[Start RECORDS FOR THIS EXERCISE]

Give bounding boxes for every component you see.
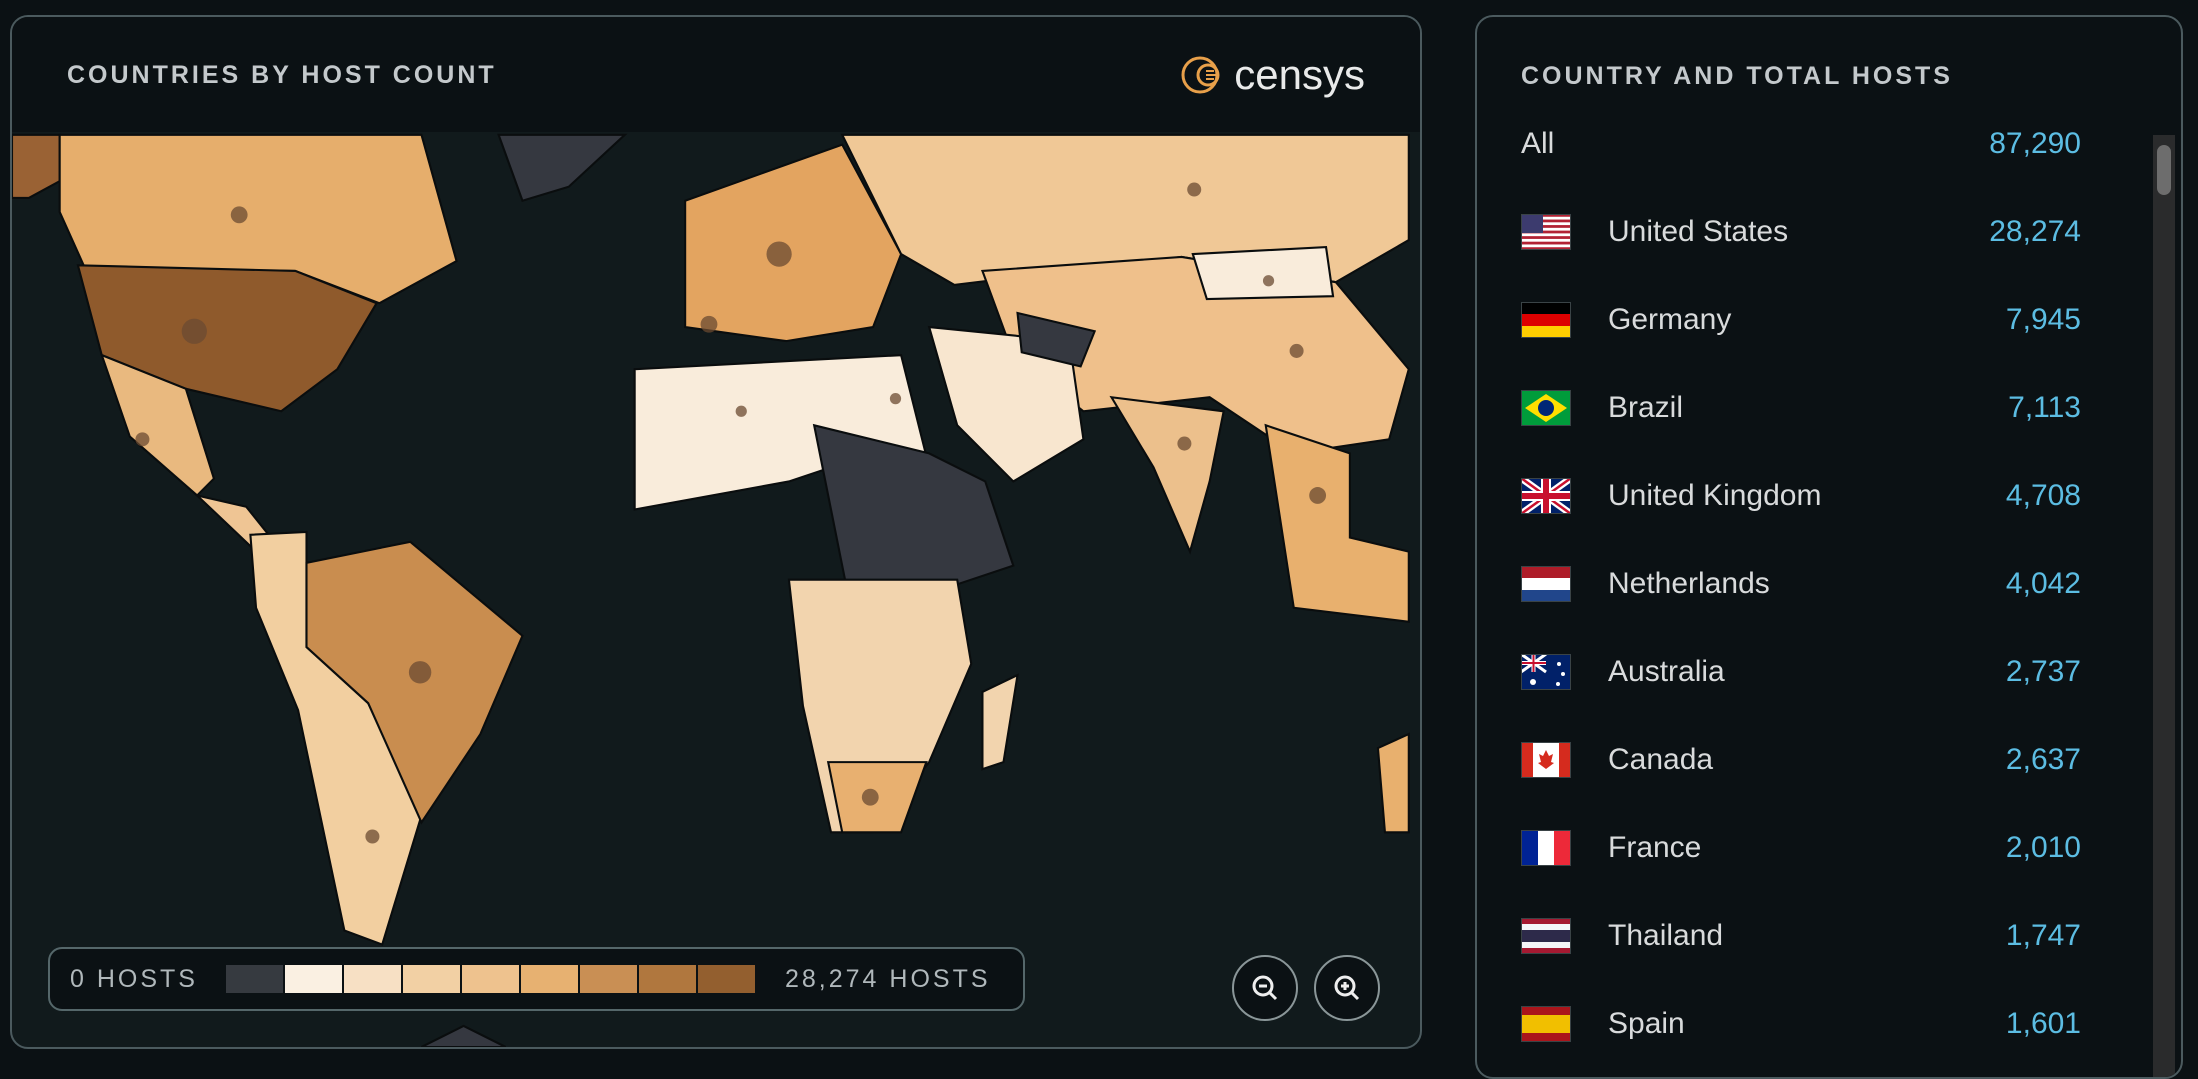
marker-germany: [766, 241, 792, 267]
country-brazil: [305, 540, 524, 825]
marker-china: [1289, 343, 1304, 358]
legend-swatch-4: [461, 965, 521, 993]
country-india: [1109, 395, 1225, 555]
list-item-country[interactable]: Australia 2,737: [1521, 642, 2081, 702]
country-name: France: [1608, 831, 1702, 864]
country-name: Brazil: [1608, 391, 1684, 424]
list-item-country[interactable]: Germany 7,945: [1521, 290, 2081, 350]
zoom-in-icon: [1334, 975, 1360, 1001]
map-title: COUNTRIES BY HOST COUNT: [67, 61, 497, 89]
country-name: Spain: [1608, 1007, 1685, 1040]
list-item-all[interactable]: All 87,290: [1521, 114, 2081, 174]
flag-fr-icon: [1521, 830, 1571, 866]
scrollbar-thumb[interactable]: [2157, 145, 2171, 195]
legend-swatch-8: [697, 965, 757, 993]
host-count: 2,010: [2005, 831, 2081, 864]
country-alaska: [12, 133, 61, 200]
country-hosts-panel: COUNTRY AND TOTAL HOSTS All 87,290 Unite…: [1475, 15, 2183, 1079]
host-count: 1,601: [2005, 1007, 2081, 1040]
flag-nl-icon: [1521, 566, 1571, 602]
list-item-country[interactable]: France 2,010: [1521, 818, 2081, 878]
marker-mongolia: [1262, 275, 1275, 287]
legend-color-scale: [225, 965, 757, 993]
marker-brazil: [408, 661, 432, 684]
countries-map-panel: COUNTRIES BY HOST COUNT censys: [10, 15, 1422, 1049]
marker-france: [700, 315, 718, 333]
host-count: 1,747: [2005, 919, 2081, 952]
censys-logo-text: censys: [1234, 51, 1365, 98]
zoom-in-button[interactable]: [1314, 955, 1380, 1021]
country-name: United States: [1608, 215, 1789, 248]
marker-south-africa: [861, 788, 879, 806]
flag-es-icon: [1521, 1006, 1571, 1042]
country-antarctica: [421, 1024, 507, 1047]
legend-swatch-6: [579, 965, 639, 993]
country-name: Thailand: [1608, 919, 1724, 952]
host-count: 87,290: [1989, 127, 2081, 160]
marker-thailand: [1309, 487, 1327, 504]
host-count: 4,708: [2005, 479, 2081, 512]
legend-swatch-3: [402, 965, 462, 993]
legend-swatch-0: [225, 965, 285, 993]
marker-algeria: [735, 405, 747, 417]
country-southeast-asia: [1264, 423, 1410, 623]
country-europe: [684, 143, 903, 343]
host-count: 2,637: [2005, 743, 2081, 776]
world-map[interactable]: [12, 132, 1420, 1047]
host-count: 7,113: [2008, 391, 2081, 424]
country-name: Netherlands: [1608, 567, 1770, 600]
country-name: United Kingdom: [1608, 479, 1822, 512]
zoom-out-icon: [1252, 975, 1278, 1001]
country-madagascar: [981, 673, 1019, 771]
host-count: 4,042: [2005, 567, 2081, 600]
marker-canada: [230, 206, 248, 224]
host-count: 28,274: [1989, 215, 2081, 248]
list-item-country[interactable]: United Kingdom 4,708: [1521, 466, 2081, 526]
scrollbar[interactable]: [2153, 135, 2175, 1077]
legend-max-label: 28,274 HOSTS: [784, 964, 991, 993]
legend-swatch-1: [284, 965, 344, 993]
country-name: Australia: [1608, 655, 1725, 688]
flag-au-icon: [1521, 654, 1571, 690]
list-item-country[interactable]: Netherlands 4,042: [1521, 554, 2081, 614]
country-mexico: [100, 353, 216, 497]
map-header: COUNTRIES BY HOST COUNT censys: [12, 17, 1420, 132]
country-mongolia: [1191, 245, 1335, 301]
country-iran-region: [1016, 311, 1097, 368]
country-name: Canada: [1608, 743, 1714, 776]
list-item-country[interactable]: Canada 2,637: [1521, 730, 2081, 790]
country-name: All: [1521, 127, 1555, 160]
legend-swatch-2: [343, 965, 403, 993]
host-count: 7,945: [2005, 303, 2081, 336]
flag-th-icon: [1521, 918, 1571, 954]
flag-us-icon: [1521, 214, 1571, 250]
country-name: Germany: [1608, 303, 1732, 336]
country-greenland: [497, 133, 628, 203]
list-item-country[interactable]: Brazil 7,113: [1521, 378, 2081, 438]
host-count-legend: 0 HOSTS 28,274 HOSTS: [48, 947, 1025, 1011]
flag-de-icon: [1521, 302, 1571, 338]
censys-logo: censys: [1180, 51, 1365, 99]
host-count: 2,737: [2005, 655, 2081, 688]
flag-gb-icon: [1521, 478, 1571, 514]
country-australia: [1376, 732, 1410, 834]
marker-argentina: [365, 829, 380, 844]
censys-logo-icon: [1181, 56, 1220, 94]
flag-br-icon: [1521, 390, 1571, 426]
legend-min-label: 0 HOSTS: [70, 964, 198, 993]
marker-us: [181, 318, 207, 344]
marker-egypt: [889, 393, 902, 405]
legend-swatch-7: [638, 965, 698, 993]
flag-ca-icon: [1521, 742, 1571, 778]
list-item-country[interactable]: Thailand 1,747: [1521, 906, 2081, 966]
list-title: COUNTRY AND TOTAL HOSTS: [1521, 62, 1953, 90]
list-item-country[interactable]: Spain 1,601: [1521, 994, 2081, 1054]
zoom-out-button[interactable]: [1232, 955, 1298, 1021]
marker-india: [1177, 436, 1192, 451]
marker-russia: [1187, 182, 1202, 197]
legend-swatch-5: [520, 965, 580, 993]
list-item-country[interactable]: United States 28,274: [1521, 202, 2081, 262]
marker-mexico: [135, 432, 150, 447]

[End RECORDS FOR THIS EXERCISE]

◆ **WHAT IS ASKED**
Could you render every line of the records above as a JSON list of strings, one string per line, skipping blank lines and leaving the pictures out?

◆ **OUTPUT FOR THIS TASK**
[
  "Give bounding boxes for every component you see.",
  "marker-germany: [766, 241, 792, 267]",
  "country-brazil: [305, 540, 524, 825]",
  "marker-china: [1289, 343, 1304, 358]",
  "legend-swatch-4: [461, 965, 521, 993]",
  "country-india: [1109, 395, 1225, 555]",
  "list-item-country[interactable]: Australia 2,737: [1521, 642, 2081, 702]",
  "country-name: France: [1608, 831, 1702, 864]",
  "country-name: Brazil: [1608, 391, 1684, 424]",
  "list-item-country[interactable]: Germany 7,945: [1521, 290, 2081, 350]",
  "zoom-in-icon: [1334, 975, 1360, 1001]",
  "map-title: COUNTRIES BY HOST COUNT: [67, 61, 497, 89]",
  "country-name: Spain: [1608, 1007, 1685, 1040]",
  "list-item-all[interactable]: All 87,290: [1521, 114, 2081, 174]",
  "flag-fr-icon: [1521, 830, 1571, 866]",
  "scrollbar-thumb[interactable]: [2157, 145, 2171, 195]",
  "legend-swatch-8: [697, 965, 757, 993]",
  "host-count: 2,010: [2005, 831, 2081, 864]",
  "country-alaska: [12, 133, 61, 200]",
  "country-hosts-panel: COUNTRY AND TOTAL HOSTS All 87,290 Unite…: [1475, 15, 2183, 1079]",
  "host-count: 1,601: [2005, 1007, 2081, 1040]",
  "flag-nl-icon: [1521, 566, 1571, 602]",
  "list-item-country[interactable]: France 2,010: [1521, 818, 2081, 878]",
  "marker-mongolia: [1262, 275, 1275, 287]",
  "legend-color-scale: [225, 965, 757, 993]",
  "marker-brazil: [408, 661, 432, 684]",
  "countries-map-panel: COUNTRIES BY HOST COUNT censys: [10, 15, 1422, 1049]",
  "marker-france: [700, 315, 718, 333]",
  "host-count: 1,747: [2005, 919, 2081, 952]",
  "censys-logo-text: censys: [1234, 51, 1365, 98]",
  "zoom-in-button[interactable]: [1314, 955, 1380, 1021]",
  "country-name: United States: [1608, 215, 1789, 248]",
  "marker-south-africa: [861, 788, 879, 806]",
  "flag-es-icon: [1521, 1006, 1571, 1042]",
  "country-antarctica: [421, 1024, 507, 1047]",
  "legend-swatch-6: [579, 965, 639, 993]",
  "country-name: Thailand: [1608, 919, 1724, 952]",
  "host-count: 87,290: [1989, 127, 2081, 160]",
  "marker-thailand: [1309, 487, 1327, 504]",
  "host-count: 4,708: [2005, 479, 2081, 512]",
  "legend-swatch-3: [402, 965, 462, 993]",
  "legend-swatch-0: [225, 965, 285, 993]",
  "marker-algeria: [735, 405, 747, 417]",
  "country-southeast-asia: [1264, 423, 1410, 623]",
  "country-europe: [684, 143, 903, 343]",
  "host-count: 2,637: [2005, 743, 2081, 776]",
  "world-map[interactable]: [12, 132, 1420, 1047]",
  "host-count: 7,113: [2008, 391, 2081, 424]",
  "country-name: Netherlands: [1608, 567, 1770, 600]",
  "country-name: United Kingdom: [1608, 479, 1822, 512]",
  "zoom-out-icon: [1252, 975, 1278, 1001]",
  "country-madagascar: [981, 673, 1019, 771]",
  "host-count: 4,042: [2005, 567, 2081, 600]",
  "marker-canada: [230, 206, 248, 224]",
  "host-count: 28,274: [1989, 215, 2081, 248]",
  "list-item-country[interactable]: United Kingdom 4,708: [1521, 466, 2081, 526]",
  "scrollbar[interactable]: [2153, 135, 2175, 1077]",
  "legend-max-label: 28,274 HOSTS: [784, 964, 991, 993]",
  "legend-swatch-1: [284, 965, 344, 993]",
  "country-name: Australia: [1608, 655, 1725, 688]",
  "flag-au-icon: [1521, 654, 1571, 690]",
  "list-item-country[interactable]: Netherlands 4,042: [1521, 554, 2081, 614]",
  "country-mexico: [100, 353, 216, 497]",
  "map-header: COUNTRIES BY HOST COUNT censys: [12, 17, 1420, 132]",
  "country-mongolia: [1191, 245, 1335, 301]",
  "country-iran-region: [1016, 311, 1097, 368]",
  "country-name: Canada: [1608, 743, 1714, 776]",
  "list-item-country[interactable]: Canada 2,637: [1521, 730, 2081, 790]",
  "country-name: All: [1521, 127, 1555, 160]",
  "legend-swatch-2: [343, 965, 403, 993]",
  "host-count: 7,945: [2005, 303, 2081, 336]",
  "flag-th-icon: [1521, 918, 1571, 954]",
  "flag-us-icon: [1521, 214, 1571, 250]",
  "country-name: Germany: [1608, 303, 1732, 336]",
  "country-greenland: [497, 133, 628, 203]",
  "list-item-country[interactable]: Brazil 7,113: [1521, 378, 2081, 438]",
  "host-count-legend: 0 HOSTS 28,274 HOSTS: [48, 947, 1025, 1011]",
  "flag-de-icon: [1521, 302, 1571, 338]",
  "censys-logo: censys: [1180, 51, 1365, 99]",
  "host-count: 2,737: [2005, 655, 2081, 688]",
  "flag-gb-icon: [1521, 478, 1571, 514]",
  "country-australia: [1376, 732, 1410, 834]",
  "marker-argentina: [365, 829, 380, 844]",
  "censys-logo-icon: [1181, 56, 1220, 94]",
  "flag-br-icon: [1521, 390, 1571, 426]",
  "legend-min-label: 0 HOSTS: [70, 964, 198, 993]",
  "marker-us: [181, 318, 207, 344]",
  "marker-egypt: [889, 393, 902, 405]",
  "legend-swatch-7: [638, 965, 698, 993]",
  "flag-ca-icon: [1521, 742, 1571, 778]",
  "list-item-country[interactable]: Thailand 1,747: [1521, 906, 2081, 966]",
  "list-title: COUNTRY AND TOTAL HOSTS: [1521, 62, 1953, 90]",
  "list-item-country[interactable]: Spain 1,601: [1521, 994, 2081, 1054]",
  "zoom-out-button[interactable]: [1232, 955, 1298, 1021]",
  "marker-india: [1177, 436, 1192, 451]",
  "marker-russia: [1187, 182, 1202, 197]",
  "legend-swatch-5: [520, 965, 580, 993]",
  "list-item-country[interactable]: United States 28,274: [1521, 202, 2081, 262]",
  "marker-mexico: [135, 432, 150, 447]"
]